_Task_. Retype the full set of records. Keep every character identical.

──────── Recorded data

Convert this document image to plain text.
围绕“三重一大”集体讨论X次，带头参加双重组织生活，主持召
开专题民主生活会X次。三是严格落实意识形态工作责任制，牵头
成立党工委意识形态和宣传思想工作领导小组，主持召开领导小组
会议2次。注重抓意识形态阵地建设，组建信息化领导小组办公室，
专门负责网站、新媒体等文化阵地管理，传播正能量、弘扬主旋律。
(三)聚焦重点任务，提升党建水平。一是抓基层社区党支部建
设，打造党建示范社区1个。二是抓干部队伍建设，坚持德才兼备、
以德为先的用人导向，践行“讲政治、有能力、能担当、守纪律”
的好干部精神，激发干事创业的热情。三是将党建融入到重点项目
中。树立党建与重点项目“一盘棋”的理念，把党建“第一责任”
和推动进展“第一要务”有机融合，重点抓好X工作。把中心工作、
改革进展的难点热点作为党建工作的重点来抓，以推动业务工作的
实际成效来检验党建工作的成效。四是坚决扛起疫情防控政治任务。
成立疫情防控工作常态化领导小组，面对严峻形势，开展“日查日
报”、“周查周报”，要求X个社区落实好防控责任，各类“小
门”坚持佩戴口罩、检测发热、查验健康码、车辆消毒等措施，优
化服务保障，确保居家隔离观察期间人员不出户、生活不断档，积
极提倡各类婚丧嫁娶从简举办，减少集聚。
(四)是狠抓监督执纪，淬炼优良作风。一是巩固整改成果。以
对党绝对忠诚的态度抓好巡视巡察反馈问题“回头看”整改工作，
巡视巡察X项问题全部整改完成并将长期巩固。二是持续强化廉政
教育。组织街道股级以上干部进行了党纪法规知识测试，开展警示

────────────────

_Task answer_.
Convert this document image to plain text.
围绕“三重一大”集体讨论X次，带头参加双重组织生活，主持召
开专题民主生活会X次。三是严格落实意识形态工作责任制，牵头
成立党工委意识形态和宣传思想工作领导小组，主持召开领导小组
会议2次。注重抓意识形态阵地建设，组建信息化领导小组办公室，
专门负责网站、新媒体等文化阵地管理，传播正能量、弘扬主旋律。
(三)聚焦重点任务，提升党建水平。一是抓基层社区党支部建
设，打造党建示范社区1个。二是抓干部队伍建设，坚持德才兼备、
以德为先的用人导向，践行“讲政治、有能力、能担当、守纪律”
的好干部精神，激发干事创业的热情。三是将党建融入到重点项目
中。树立党建与重点项目“一盘棋”的理念，把党建“第一责任”
和推动进展“第一要务”有机融合，重点抓好X工作。把中心工作、
改革进展的难点热点作为党建工作的重点来抓，以推动业务工作的
实际成效来检验党建工作的成效。四是坚决扛起疫情防控政治任务。
成立疫情防控工作常态化领导小组，面对严峻形势，开展“日查日
报”、“周查周报”，要求X个社区落实好防控责任，各类“小
门”坚持佩戴口罩、检测发热、查验健康码、车辆消毒等措施，优
化服务保障，确保居家隔离观察期间人员不出户、生活不断档，积
极提倡各类婚丧嫁娶从简举办，减少集聚。
(四)是狠抓监督执纪，淬炼优良作风。一是巩固整改成果。以
对党绝对忠诚的态度抓好巡视巡察反馈问题“回头看”整改工作，
巡视巡察X项问题全部整改完成并将长期巩固。二是持续强化廉政
教育。组织街道股级以上干部进行了党纪法规知识测试，开展警示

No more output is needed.